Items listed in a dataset
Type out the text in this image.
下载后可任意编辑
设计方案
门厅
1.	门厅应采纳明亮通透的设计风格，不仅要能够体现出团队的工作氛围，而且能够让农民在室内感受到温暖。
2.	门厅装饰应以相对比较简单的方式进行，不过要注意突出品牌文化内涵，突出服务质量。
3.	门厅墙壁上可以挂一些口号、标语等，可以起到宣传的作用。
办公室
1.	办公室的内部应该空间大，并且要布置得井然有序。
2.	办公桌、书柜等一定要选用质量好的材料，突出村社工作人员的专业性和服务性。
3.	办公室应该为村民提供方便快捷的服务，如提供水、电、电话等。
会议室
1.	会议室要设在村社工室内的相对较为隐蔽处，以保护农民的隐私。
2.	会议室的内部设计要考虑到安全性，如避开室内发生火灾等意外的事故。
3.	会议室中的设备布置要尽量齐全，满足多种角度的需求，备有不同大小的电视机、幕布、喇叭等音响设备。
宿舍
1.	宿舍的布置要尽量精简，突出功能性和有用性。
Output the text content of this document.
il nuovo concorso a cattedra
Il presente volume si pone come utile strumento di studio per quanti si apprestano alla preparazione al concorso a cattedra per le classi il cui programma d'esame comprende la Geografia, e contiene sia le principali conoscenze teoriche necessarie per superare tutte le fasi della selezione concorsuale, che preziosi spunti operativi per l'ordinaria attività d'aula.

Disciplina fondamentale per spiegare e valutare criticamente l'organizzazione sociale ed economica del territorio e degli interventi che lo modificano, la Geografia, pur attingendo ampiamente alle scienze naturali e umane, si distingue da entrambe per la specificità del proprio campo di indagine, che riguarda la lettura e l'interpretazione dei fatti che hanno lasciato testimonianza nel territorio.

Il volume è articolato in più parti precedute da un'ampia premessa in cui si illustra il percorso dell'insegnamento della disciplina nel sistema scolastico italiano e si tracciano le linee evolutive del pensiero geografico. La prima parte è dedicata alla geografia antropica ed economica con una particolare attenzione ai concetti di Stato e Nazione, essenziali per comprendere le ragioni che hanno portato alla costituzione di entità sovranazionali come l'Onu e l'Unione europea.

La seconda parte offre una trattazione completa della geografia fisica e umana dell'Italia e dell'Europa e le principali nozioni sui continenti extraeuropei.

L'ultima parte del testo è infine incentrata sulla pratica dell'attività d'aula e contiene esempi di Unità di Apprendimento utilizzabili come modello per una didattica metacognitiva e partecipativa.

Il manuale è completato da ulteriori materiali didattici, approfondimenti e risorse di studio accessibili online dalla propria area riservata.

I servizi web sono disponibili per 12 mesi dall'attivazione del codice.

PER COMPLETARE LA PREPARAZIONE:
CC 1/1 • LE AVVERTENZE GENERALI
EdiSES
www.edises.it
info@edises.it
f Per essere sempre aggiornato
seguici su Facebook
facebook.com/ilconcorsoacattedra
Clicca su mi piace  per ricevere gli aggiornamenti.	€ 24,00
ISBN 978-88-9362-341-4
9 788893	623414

§ Short task: Retype every record above exactly as written.

§ Answer to the exercise:
Type out the text in this image.
下载后可任意编辑
设计方案
门厅
1.	门厅应采纳明亮通透的设计风格，不仅要能够体现出团队的工作氛围，而且能够让农民在室内感受到温暖。
2.	门厅装饰应以相对比较简单的方式进行，不过要注意突出品牌文化内涵，突出服务质量。
3.	门厅墙壁上可以挂一些口号、标语等，可以起到宣传的作用。
办公室
1.	办公室的内部应该空间大，并且要布置得井然有序。
2.	办公桌、书柜等一定要选用质量好的材料，突出村社工作人员的专业性和服务性。
3.	办公室应该为村民提供方便快捷的服务，如提供水、电、电话等。
会议室
1.	会议室要设在村社工室内的相对较为隐蔽处，以保护农民的隐私。
2.	会议室的内部设计要考虑到安全性，如避开室内发生火灾等意外的事故。
3.	会议室中的设备布置要尽量齐全，满足多种角度的需求，备有不同大小的电视机、幕布、喇叭等音响设备。
宿舍
1.	宿舍的布置要尽量精简，突出功能性和有用性。
Output the text content of this document.
il nuovo concorso a cattedra
Il presente volume si pone come utile strumento di studio per quanti si apprestano alla preparazione al concorso a cattedra per le classi il cui programma d'esame comprende la Geografia, e contiene sia le principali conoscenze teoriche necessarie per superare tutte le fasi della selezione concorsuale, che preziosi spunti operativi per l'ordinaria attività d'aula.

Disciplina fondamentale per spiegare e valutare criticamente l'organizzazione sociale ed economica del territorio e degli interventi che lo modificano, la Geografia, pur attingendo ampiamente alle scienze naturali e umane, si distingue da entrambe per la specificità del proprio campo di indagine, che riguarda la lettura e l'interpretazione dei fatti che hanno lasciato testimonianza nel territorio.

Il volume è articolato in più parti precedute da un'ampia premessa in cui si illustra il percorso dell'insegnamento della disciplina nel sistema scolastico italiano e si tracciano le linee evolutive del pensiero geografico. La prima parte è dedicata alla geografia antropica ed economica con una particolare attenzione ai concetti di Stato e Nazione, essenziali per comprendere le ragioni che hanno portato alla costituzione di entità sovranazionali come l'Onu e l'Unione europea.

La seconda parte offre una trattazione completa della geografia fisica e umana dell'Italia e dell'Europa e le principali nozioni sui continenti extraeuropei.

L'ultima parte del testo è infine incentrata sulla pratica dell'attività d'aula e contiene esempi di Unità di Apprendimento utilizzabili come modello per una didattica metacognitiva e partecipativa.

Il manuale è completato da ulteriori materiali didattici, approfondimenti e risorse di studio accessibili online dalla propria area riservata.

I servizi web sono disponibili per 12 mesi dall'attivazione del codice.

PER COMPLETARE LA PREPARAZIONE:
CC 1/1 • LE AVVERTENZE GENERALI
EdiSES
www.edises.it
info@edises.it
f Per essere sempre aggiornato
seguici su Facebook
facebook.com/ilconcorsoacattedra
Clicca su mi piace  per ricevere gli aggiornamenti.	€ 24,00
ISBN 978-88-9362-341-4
9 788893	623414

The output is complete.